*Extracts from a graphics dataset*
--- START ---

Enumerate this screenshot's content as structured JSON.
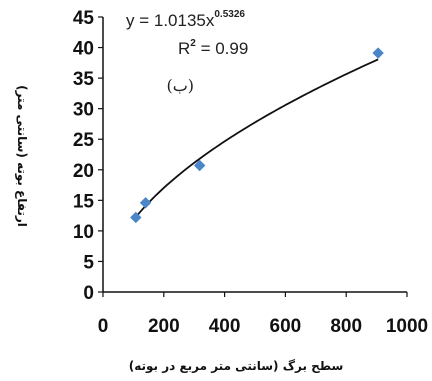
{
  "chart_data": {
    "type": "scatter",
    "xlabel": "سطح برگ (سانتی متر مربع در بوته)",
    "ylabel": "ارتفاع بوته (سانتی متر)",
    "xlim": [
      0,
      1000
    ],
    "ylim": [
      0,
      45
    ],
    "x_ticks": [
      "0",
      "200",
      "400",
      "600",
      "800",
      "1000"
    ],
    "y_ticks": [
      "0",
      "5",
      "10",
      "15",
      "20",
      "25",
      "30",
      "35",
      "40",
      "45"
    ],
    "grid": false,
    "series": [
      {
        "color": "#4a86c8",
        "marker": "diamond",
        "points": [
          {
            "x": 108,
            "y": 12.2
          },
          {
            "x": 140,
            "y": 14.6
          },
          {
            "x": 318,
            "y": 20.7
          },
          {
            "x": 905,
            "y": 39.1
          }
        ]
      }
    ],
    "trendline": {
      "kind": "power",
      "coef": 1.0135,
      "exponent": 0.5326,
      "color": "#111111",
      "x_range": [
        100,
        905
      ]
    },
    "annotations": {
      "equation_base": "y = 1.0135x",
      "equation_exponent": "0.5326",
      "r_squared_prefix": "R",
      "r_squared_sup": "2",
      "r_squared_value": " = 0.99",
      "panel_label": "(ب)"
    }
  }
}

--- END ---

*WHAT YOU NEED TO DO*
Go through the preceding material and copy each line that has the word "سانتی".

*SOLUTION TO THIS EXERCISE*
    "xlabel": "سطح برگ (سانتی متر مربع در بوته)",
    "ylabel": "ارتفاع بوته (سانتی متر)",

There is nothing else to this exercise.